Task statement -> Copy out the material below, changing every "radio-cell" to "radio-column-cell" and keeping everything else the same. Leave the pictures out.

Element box records
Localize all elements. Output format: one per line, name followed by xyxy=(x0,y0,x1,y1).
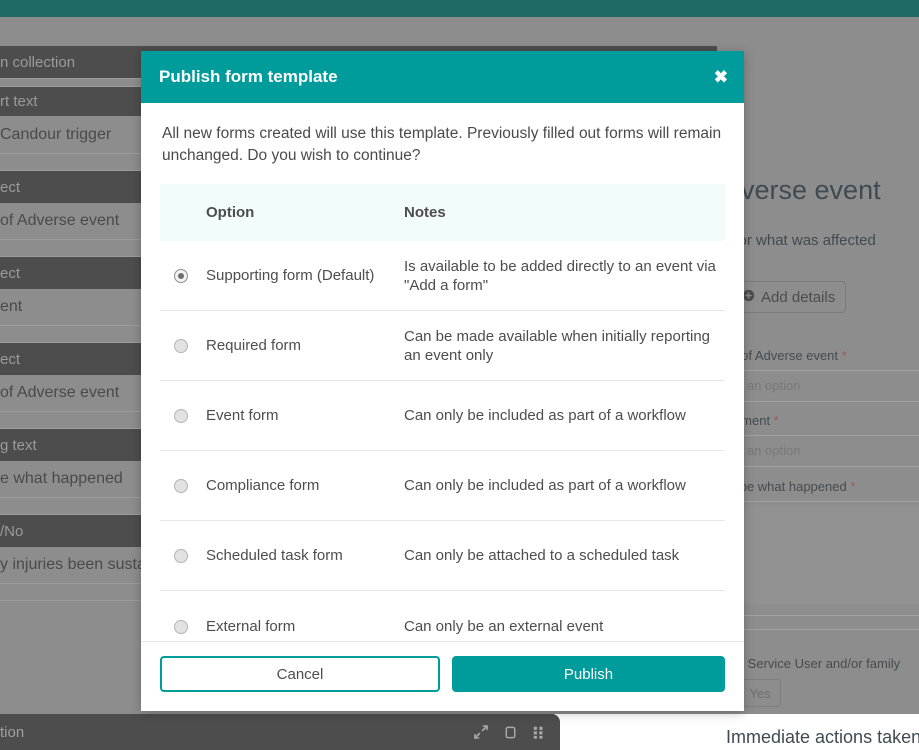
column-header-radio xyxy=(160,183,206,241)
top-navigation-bar xyxy=(0,0,919,17)
required-asterisk: * xyxy=(838,348,847,363)
add-details-button[interactable]: Add details xyxy=(731,281,847,313)
radio-button-unselected[interactable] xyxy=(174,619,188,634)
radio-cell[interactable] xyxy=(160,591,206,641)
cancel-button[interactable]: Cancel xyxy=(160,656,440,692)
dialog-footer: Cancel Publish xyxy=(141,641,744,711)
square-icon[interactable] xyxy=(503,725,518,740)
preview-field-divider-0 xyxy=(717,370,919,371)
option-label: Event form xyxy=(206,407,279,425)
preview-textarea[interactable] xyxy=(726,505,919,605)
column-header-notes: Notes xyxy=(404,183,725,241)
table-row[interactable]: Supporting form (Default) Is available to… xyxy=(160,241,725,311)
table-header-row: Option Notes xyxy=(160,183,725,241)
preview-yesno-question: the Service User and/or family xyxy=(726,656,901,671)
publish-button[interactable]: Publish xyxy=(452,656,725,692)
option-notes: Is available to be added directly to an … xyxy=(404,257,716,294)
preview-subtitle: o or what was affected xyxy=(726,232,876,249)
yes-button[interactable]: Yes xyxy=(739,679,781,707)
dialog-body: All new forms created will use this temp… xyxy=(141,103,744,641)
builder-row-label: ect xyxy=(0,178,21,196)
radio-cell[interactable] xyxy=(160,311,206,381)
builder-row-label: g text xyxy=(0,436,37,454)
expand-icon[interactable] xyxy=(473,724,489,740)
preview-field-underline-0 xyxy=(717,401,919,402)
option-label: External form xyxy=(206,617,296,635)
publish-form-template-dialog: Publish form template ✖ All new forms cr… xyxy=(141,51,744,711)
option-label: Compliance form xyxy=(206,477,320,495)
column-header-option: Option xyxy=(206,183,404,241)
table-body: Supporting form (Default) Is available to… xyxy=(160,241,725,641)
builder-row-label: of Adverse event xyxy=(0,384,120,401)
preview-title: dverse event xyxy=(726,175,881,205)
immediate-actions-label: Immediate actions taken xyxy=(726,727,919,747)
preview-divider-extra xyxy=(717,629,919,630)
builder-bottom-toolbar[interactable]: tion xyxy=(0,714,560,750)
radio-button-unselected[interactable] xyxy=(174,479,188,494)
builder-row-label: of Adverse event xyxy=(0,212,120,229)
option-notes: Can only be included as part of a workfl… xyxy=(404,477,686,495)
radio-button-selected[interactable] xyxy=(174,269,188,284)
builder-row-label: rt text xyxy=(0,93,38,110)
option-label: Supporting form (Default) xyxy=(206,267,375,285)
form-type-options-table: Option Notes Supporting form (Default) Is… xyxy=(160,183,725,641)
builder-row-label: ect xyxy=(0,264,21,282)
option-label: Scheduled task form xyxy=(206,547,343,565)
radio-cell[interactable] xyxy=(160,451,206,521)
required-asterisk: * xyxy=(770,413,779,428)
builder-bottom-label: tion xyxy=(0,723,25,741)
form-preview-panel: dverse event o or what was affected Add … xyxy=(717,17,919,714)
radio-button-unselected[interactable] xyxy=(174,549,188,564)
close-icon[interactable]: ✖ xyxy=(714,69,728,86)
builder-row-label: y injuries been susta xyxy=(0,556,146,573)
radio-button-unselected[interactable] xyxy=(174,339,188,354)
preview-field-divider-1 xyxy=(717,435,919,436)
option-notes: Can only be an external event xyxy=(404,617,604,635)
dialog-title: Publish form template xyxy=(159,67,338,86)
builder-row-label: /No xyxy=(0,522,24,540)
option-notes: Can only be attached to a scheduled task xyxy=(404,547,680,565)
table-row[interactable]: Required form Can be made available when … xyxy=(160,311,725,381)
builder-row-label: ent xyxy=(0,298,23,315)
required-asterisk: * xyxy=(846,479,856,494)
dialog-header: Publish form template ✖ xyxy=(141,51,744,103)
radio-cell[interactable] xyxy=(160,521,206,591)
table-row[interactable]: Event form Can only be included as part o… xyxy=(160,381,725,451)
preview-field-label-0: re of Adverse event * xyxy=(726,348,847,363)
option-label: Required form xyxy=(206,337,302,355)
preview-field-underline-1 xyxy=(717,466,919,467)
preview-field-divider-2 xyxy=(717,501,919,502)
table-row[interactable]: Scheduled task form Can only be attached … xyxy=(160,521,725,591)
table-row[interactable]: External form Can only be an external eve… xyxy=(160,591,725,641)
table-head: Option Notes xyxy=(160,183,725,241)
preview-field-label-2: cribe what happened * xyxy=(726,479,856,494)
option-notes: Can be made available when initially rep… xyxy=(404,327,711,364)
builder-row-label: Candour trigger xyxy=(0,125,112,143)
builder-row-label: ect xyxy=(0,350,21,368)
dialog-intro-text: All new forms created will use this temp… xyxy=(162,125,722,165)
option-notes: Can only be included as part of a workfl… xyxy=(404,407,686,425)
builder-row-label: e what happened xyxy=(0,470,123,487)
radio-cell[interactable] xyxy=(160,381,206,451)
builder-row-label: n collection xyxy=(0,53,76,71)
radio-cell[interactable] xyxy=(160,241,206,311)
preview-field-underline-2 xyxy=(717,615,919,616)
table-row[interactable]: Compliance form Can only be included as p… xyxy=(160,451,725,521)
radio-button-unselected[interactable] xyxy=(174,409,188,424)
add-details-label: Add details xyxy=(761,288,836,306)
grid-icon[interactable] xyxy=(532,725,546,739)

Result below ->
Localize all elements. Output format: one per line, name followed by xyxy=(x0,y0,x1,y1).
column-header-radio xyxy=(160,183,206,241)
top-navigation-bar xyxy=(0,0,919,17)
required-asterisk: * xyxy=(838,348,847,363)
add-details-button[interactable]: Add details xyxy=(731,281,847,313)
radio-button-unselected[interactable] xyxy=(174,619,188,634)
radio-column-cell[interactable] xyxy=(160,591,206,641)
cancel-button[interactable]: Cancel xyxy=(160,656,440,692)
dialog-footer: Cancel Publish xyxy=(141,641,744,711)
square-icon[interactable] xyxy=(503,725,518,740)
preview-field-divider-0 xyxy=(717,370,919,371)
option-label: Event form xyxy=(206,407,279,425)
preview-textarea[interactable] xyxy=(726,505,919,605)
column-header-notes: Notes xyxy=(404,183,725,241)
table-row[interactable]: Supporting form (Default) Is available to… xyxy=(160,241,725,311)
table-header-row: Option Notes xyxy=(160,183,725,241)
preview-yesno-question: the Service User and/or family xyxy=(726,656,901,671)
publish-button[interactable]: Publish xyxy=(452,656,725,692)
option-notes: Is available to be added directly to an … xyxy=(404,257,716,294)
preview-subtitle: o or what was affected xyxy=(726,232,876,249)
yes-button[interactable]: Yes xyxy=(739,679,781,707)
dialog-body: All new forms created will use this temp… xyxy=(141,103,744,641)
builder-row-label: ect xyxy=(0,178,21,196)
radio-column-cell[interactable] xyxy=(160,311,206,381)
builder-row-label: g text xyxy=(0,436,37,454)
expand-icon[interactable] xyxy=(473,724,489,740)
preview-field-underline-0 xyxy=(717,401,919,402)
option-label: External form xyxy=(206,617,296,635)
publish-form-template-dialog: Publish form template ✖ All new forms cr… xyxy=(141,51,744,711)
option-label: Compliance form xyxy=(206,477,320,495)
column-header-option: Option xyxy=(206,183,404,241)
table-body: Supporting form (Default) Is available to… xyxy=(160,241,725,641)
builder-row-label: of Adverse event xyxy=(0,384,120,401)
preview-title: dverse event xyxy=(726,175,881,205)
immediate-actions-label: Immediate actions taken xyxy=(726,727,919,747)
preview-divider-extra xyxy=(717,629,919,630)
builder-bottom-toolbar[interactable]: tion xyxy=(0,714,560,750)
radio-button-unselected[interactable] xyxy=(174,479,188,494)
builder-row-label: of Adverse event xyxy=(0,212,120,229)
option-notes: Can only be included as part of a workfl… xyxy=(404,477,686,495)
radio-button-selected[interactable] xyxy=(174,269,188,284)
builder-row-label: rt text xyxy=(0,93,38,110)
option-label: Supporting form (Default) xyxy=(206,267,375,285)
form-type-options-table: Option Notes Supporting form (Default) Is… xyxy=(160,183,725,641)
builder-row-label: ect xyxy=(0,264,21,282)
option-label: Scheduled task form xyxy=(206,547,343,565)
radio-column-cell[interactable] xyxy=(160,451,206,521)
required-asterisk: * xyxy=(770,413,779,428)
builder-bottom-label: tion xyxy=(0,723,25,741)
form-preview-panel: dverse event o or what was affected Add … xyxy=(717,17,919,714)
radio-button-unselected[interactable] xyxy=(174,549,188,564)
close-icon[interactable]: ✖ xyxy=(714,69,728,86)
builder-row-label: y injuries been susta xyxy=(0,556,146,573)
radio-button-unselected[interactable] xyxy=(174,339,188,354)
preview-field-divider-1 xyxy=(717,435,919,436)
option-notes: Can only be an external event xyxy=(404,617,604,635)
dialog-title: Publish form template xyxy=(159,67,338,86)
builder-row-label: /No xyxy=(0,522,24,540)
option-notes: Can only be attached to a scheduled task xyxy=(404,547,680,565)
table-row[interactable]: Required form Can be made available when … xyxy=(160,311,725,381)
builder-row-label: ent xyxy=(0,298,23,315)
required-asterisk: * xyxy=(846,479,856,494)
dialog-header: Publish form template ✖ xyxy=(141,51,744,103)
radio-column-cell[interactable] xyxy=(160,521,206,591)
table-row[interactable]: Event form Can only be included as part o… xyxy=(160,381,725,451)
preview-field-label-0: re of Adverse event * xyxy=(726,348,847,363)
option-label: Required form xyxy=(206,337,302,355)
preview-field-underline-1 xyxy=(717,466,919,467)
preview-field-divider-2 xyxy=(717,501,919,502)
table-row[interactable]: Scheduled task form Can only be attached … xyxy=(160,521,725,591)
table-row[interactable]: External form Can only be an external eve… xyxy=(160,591,725,641)
table-head: Option Notes xyxy=(160,183,725,241)
preview-field-label-2: cribe what happened * xyxy=(726,479,856,494)
option-notes: Can be made available when initially rep… xyxy=(404,327,711,364)
builder-row-label: Candour trigger xyxy=(0,125,112,143)
builder-row-label: ect xyxy=(0,350,21,368)
dialog-intro-text: All new forms created will use this temp… xyxy=(162,125,722,165)
option-notes: Can only be included as part of a workfl… xyxy=(404,407,686,425)
builder-row-label: e what happened xyxy=(0,470,123,487)
radio-column-cell[interactable] xyxy=(160,381,206,451)
builder-row-label: n collection xyxy=(0,53,76,71)
radio-column-cell[interactable] xyxy=(160,241,206,311)
preview-field-underline-2 xyxy=(717,615,919,616)
table-row[interactable]: Compliance form Can only be included as p… xyxy=(160,451,725,521)
radio-button-unselected[interactable] xyxy=(174,409,188,424)
add-details-label: Add details xyxy=(761,288,836,306)
grid-icon[interactable] xyxy=(532,725,546,739)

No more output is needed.